§ **Excerpted passage**
Start
Peril awaits U.S. troops in Philippines

? Opening a new front in the war on terrorism, American soldiers are heading into combat on a rugged island in the southern Philippines long notorious for lawlessness and bloodshed.

Some 350 Green Berets are being sent to help poorly trained Filipino troops who have had little success against the Abu Sayyaf guerrilla band on Jolo island, where the Muslim fundamentalist group with ties to al-Qaida is entrenched in jungles that sprawl over jagged mountainsides.

Filipino officers warn the fight on Jolo will be much harder than last year’s operation in which U.S. troops provided training and other noncombat assistance during an offensive that ended a brutal campaign of kidnappings and killings by Abu Sayyaf fighters on nearby Basilan island.

“If the Americans go to Jolo, they should prepare for the worst,” said an intelligence officer, who spoke on condition of anonymity.

The officer, who worked with the Americans last year, said Jolo offered better defensive opportunities for the guerrillas than Basilan because the jungle was not as thick and let them spot troops at a distance.
End
§ **Short task A**
Copy the listing verbatim, starting at its first line and ending at the line that contains "label R13 [597,451,616,472]", with both of those lines included.

§ **Stored data**
Start
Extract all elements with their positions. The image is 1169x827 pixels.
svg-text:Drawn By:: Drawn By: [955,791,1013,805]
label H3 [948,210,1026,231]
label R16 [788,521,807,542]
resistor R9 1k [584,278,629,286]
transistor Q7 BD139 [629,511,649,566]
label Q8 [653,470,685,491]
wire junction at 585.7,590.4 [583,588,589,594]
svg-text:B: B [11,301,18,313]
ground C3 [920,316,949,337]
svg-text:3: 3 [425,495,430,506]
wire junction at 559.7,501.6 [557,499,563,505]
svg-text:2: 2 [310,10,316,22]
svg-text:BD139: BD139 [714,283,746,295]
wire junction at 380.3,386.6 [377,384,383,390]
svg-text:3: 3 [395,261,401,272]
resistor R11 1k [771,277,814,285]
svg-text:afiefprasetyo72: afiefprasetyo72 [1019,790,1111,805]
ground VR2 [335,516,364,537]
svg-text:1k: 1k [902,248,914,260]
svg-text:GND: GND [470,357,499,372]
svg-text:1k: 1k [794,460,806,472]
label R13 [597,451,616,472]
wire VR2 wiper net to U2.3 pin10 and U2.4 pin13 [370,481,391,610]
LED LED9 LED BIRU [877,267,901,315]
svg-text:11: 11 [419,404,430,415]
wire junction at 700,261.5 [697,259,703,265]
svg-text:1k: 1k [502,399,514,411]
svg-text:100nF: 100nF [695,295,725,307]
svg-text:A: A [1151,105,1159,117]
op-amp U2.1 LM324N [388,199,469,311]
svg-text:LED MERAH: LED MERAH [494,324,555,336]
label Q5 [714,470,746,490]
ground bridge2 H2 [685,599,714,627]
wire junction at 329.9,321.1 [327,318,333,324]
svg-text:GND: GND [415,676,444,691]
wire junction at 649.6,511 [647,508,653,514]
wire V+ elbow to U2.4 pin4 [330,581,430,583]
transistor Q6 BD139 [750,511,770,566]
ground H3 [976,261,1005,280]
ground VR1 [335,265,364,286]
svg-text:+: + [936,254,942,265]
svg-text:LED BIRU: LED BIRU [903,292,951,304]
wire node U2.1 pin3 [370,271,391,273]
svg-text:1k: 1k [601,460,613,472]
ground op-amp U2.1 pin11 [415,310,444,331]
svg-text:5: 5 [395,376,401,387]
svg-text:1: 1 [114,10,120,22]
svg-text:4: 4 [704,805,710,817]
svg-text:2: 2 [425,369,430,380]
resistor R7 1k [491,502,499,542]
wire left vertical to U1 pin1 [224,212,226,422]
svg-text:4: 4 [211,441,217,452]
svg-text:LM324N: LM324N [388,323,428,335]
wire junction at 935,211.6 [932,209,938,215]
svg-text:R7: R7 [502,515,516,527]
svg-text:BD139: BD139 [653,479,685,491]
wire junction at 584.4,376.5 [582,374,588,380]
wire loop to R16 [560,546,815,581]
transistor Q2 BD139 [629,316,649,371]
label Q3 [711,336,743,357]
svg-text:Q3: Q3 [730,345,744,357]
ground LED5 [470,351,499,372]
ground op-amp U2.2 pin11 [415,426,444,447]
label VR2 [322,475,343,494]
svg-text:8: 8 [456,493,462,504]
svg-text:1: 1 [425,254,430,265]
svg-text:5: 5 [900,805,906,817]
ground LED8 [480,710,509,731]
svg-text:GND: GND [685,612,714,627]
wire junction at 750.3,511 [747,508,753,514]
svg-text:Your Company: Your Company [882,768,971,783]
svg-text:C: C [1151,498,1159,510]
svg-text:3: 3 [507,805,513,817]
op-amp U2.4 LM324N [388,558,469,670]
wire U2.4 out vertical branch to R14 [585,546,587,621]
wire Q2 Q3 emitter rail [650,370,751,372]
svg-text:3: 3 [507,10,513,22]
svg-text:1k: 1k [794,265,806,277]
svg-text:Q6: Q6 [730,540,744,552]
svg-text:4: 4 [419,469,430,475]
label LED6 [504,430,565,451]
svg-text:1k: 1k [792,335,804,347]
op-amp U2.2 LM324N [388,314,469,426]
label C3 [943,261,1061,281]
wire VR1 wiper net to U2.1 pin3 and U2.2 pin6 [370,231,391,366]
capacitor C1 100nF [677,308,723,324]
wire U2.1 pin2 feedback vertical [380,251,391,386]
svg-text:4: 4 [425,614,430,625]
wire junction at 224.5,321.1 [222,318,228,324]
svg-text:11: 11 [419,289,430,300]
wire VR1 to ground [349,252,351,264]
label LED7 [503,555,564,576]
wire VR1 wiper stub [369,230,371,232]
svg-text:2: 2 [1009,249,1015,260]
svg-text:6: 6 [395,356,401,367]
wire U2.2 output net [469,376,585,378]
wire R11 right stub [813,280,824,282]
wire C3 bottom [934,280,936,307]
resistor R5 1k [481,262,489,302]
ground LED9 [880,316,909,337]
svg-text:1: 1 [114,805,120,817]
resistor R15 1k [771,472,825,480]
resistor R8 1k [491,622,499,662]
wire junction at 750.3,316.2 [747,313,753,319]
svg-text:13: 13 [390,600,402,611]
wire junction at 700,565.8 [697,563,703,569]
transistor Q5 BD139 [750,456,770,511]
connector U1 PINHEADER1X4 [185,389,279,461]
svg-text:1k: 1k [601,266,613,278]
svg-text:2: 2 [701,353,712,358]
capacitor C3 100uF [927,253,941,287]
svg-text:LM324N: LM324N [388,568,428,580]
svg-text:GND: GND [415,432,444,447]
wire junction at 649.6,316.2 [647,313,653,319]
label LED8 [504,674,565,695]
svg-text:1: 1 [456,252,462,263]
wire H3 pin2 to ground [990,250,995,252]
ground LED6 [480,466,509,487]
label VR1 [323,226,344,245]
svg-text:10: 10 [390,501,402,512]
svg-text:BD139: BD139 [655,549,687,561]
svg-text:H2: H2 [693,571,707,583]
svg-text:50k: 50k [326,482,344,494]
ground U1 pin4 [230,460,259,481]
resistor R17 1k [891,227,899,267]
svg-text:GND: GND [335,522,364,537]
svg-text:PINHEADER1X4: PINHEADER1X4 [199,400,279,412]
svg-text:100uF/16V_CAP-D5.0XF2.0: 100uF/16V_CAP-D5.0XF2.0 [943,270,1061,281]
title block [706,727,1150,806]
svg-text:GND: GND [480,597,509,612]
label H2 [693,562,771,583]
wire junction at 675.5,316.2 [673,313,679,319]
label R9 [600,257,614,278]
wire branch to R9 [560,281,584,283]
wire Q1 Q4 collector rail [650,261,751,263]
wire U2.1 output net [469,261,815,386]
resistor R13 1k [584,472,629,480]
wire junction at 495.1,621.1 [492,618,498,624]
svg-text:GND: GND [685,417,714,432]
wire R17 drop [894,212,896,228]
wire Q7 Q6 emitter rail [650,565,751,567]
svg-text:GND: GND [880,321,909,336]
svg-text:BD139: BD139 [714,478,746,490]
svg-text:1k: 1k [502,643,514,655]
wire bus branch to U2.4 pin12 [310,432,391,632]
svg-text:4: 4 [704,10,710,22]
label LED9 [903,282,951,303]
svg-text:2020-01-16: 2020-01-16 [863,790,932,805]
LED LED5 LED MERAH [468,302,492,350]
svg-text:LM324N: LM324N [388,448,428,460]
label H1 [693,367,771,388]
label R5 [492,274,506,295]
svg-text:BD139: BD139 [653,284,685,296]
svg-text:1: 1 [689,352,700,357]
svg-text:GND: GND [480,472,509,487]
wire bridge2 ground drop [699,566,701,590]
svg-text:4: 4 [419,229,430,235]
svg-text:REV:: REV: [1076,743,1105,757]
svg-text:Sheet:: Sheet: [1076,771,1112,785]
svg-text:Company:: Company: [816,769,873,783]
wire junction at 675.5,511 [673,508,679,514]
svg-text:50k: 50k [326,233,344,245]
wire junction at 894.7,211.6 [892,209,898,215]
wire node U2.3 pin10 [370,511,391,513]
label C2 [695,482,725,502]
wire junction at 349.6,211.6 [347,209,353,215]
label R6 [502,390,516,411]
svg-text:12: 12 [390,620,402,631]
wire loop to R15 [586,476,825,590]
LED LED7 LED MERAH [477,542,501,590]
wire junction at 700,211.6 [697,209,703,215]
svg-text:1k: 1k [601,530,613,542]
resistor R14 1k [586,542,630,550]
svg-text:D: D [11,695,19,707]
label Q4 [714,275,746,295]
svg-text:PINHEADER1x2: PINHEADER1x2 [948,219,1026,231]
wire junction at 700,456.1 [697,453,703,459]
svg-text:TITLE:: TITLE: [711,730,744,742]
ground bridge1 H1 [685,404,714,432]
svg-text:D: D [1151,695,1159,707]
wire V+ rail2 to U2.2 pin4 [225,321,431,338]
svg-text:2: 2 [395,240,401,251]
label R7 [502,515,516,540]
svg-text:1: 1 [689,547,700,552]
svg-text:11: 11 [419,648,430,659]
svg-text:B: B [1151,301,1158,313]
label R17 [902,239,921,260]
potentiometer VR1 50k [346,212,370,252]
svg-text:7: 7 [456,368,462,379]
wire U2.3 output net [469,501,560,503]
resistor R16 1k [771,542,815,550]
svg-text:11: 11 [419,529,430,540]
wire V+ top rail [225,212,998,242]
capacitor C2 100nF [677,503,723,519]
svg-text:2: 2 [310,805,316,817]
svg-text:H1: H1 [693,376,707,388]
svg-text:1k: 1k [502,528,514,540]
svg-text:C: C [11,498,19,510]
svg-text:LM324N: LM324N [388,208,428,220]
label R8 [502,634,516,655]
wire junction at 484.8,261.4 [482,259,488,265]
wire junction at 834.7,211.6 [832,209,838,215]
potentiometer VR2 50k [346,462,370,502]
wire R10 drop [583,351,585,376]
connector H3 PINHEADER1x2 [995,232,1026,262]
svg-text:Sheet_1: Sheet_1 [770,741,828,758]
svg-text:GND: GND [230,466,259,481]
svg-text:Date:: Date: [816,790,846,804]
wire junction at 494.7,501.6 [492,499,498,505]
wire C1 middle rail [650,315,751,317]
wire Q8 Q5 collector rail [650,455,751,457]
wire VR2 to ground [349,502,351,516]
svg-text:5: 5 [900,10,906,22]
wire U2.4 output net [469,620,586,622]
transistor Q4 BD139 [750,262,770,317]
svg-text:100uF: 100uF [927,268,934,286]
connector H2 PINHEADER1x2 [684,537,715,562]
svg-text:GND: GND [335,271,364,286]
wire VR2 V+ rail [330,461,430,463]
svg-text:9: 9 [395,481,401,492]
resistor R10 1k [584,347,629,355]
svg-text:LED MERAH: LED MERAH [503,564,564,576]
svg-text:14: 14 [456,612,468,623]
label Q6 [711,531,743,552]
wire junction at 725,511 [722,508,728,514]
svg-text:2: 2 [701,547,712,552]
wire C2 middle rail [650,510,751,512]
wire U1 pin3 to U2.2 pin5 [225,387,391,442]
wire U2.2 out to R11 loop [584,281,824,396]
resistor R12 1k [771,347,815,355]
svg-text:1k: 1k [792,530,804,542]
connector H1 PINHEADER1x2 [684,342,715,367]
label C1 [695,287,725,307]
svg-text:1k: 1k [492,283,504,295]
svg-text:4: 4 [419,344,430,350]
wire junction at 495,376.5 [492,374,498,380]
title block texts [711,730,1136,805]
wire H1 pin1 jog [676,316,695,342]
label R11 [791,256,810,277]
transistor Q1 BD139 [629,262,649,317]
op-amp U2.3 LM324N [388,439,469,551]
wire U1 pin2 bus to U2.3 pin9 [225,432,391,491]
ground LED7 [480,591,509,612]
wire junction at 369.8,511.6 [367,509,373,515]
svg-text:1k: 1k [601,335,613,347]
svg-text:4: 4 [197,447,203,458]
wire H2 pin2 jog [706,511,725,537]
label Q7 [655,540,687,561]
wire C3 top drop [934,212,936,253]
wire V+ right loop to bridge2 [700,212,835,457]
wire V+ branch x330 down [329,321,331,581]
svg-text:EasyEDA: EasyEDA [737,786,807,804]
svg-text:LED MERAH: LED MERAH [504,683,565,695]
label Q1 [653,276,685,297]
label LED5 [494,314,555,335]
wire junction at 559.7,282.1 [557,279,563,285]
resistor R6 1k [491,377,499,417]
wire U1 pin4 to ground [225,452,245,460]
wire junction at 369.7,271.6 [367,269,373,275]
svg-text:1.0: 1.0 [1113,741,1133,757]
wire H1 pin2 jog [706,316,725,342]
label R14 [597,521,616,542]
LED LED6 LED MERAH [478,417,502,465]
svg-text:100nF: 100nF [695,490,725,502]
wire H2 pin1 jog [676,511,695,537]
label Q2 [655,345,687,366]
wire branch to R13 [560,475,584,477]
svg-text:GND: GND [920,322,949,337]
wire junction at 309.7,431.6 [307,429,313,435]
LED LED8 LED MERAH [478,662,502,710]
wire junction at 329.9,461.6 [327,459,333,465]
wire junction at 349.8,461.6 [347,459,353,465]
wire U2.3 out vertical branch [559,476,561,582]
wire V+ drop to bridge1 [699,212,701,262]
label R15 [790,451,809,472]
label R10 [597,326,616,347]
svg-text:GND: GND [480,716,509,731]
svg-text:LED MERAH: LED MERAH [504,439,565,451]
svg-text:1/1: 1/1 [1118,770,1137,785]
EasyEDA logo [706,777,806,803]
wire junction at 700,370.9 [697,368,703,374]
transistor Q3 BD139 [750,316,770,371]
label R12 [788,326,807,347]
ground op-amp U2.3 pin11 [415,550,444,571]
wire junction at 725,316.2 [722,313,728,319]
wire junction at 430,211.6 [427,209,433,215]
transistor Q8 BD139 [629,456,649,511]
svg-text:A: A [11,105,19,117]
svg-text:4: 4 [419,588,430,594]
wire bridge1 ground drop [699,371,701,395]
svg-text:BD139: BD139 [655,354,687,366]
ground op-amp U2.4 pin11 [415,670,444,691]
End
§ **Short task B**
For each statement below, state whether the article on U.S. troops in the Philippines supports it. Answer yes or no, and quote the deciding words from the article. (i) Some 350 Green Berets are being sent to assist Filipino troops against Abu Sayyaf on Jolo. (ii) In last year's operation on Basilan, U.S. troops took part in combat. (iii) The intelligence officer said the jungle on Jolo is thicker than on Basilan.

§ **Final result A**
Extract all elements with their positions. The image is 1169x827 pixels.
svg-text:Drawn By:: Drawn By: [955,791,1013,805]
label H3 [948,210,1026,231]
label R16 [788,521,807,542]
resistor R9 1k [584,278,629,286]
transistor Q7 BD139 [629,511,649,566]
label Q8 [653,470,685,491]
wire junction at 585.7,590.4 [583,588,589,594]
svg-text:B: B [11,301,18,313]
ground C3 [920,316,949,337]
svg-text:3: 3 [425,495,430,506]
wire junction at 559.7,501.6 [557,499,563,505]
svg-text:2: 2 [310,10,316,22]
svg-text:BD139: BD139 [714,283,746,295]
wire junction at 380.3,386.6 [377,384,383,390]
svg-text:3: 3 [395,261,401,272]
resistor R11 1k [771,277,814,285]
svg-text:afiefprasetyo72: afiefprasetyo72 [1019,790,1111,805]
ground VR2 [335,516,364,537]
svg-text:1k: 1k [902,248,914,260]
svg-text:GND: GND [470,357,499,372]
svg-text:1k: 1k [794,460,806,472]
label R13 [597,451,616,472]

§ **Final result B**
(i) Yes: "Some 350 Green Berets are being sent to help poorly trained Filipino troops who have had little success against the Abu Sayyaf guerrilla band on Jolo island"
(ii) No: "U.S. troops provided training and other noncombat assistance"
(iii) No: "the jungle was not as thick and let them spot troops at a distance"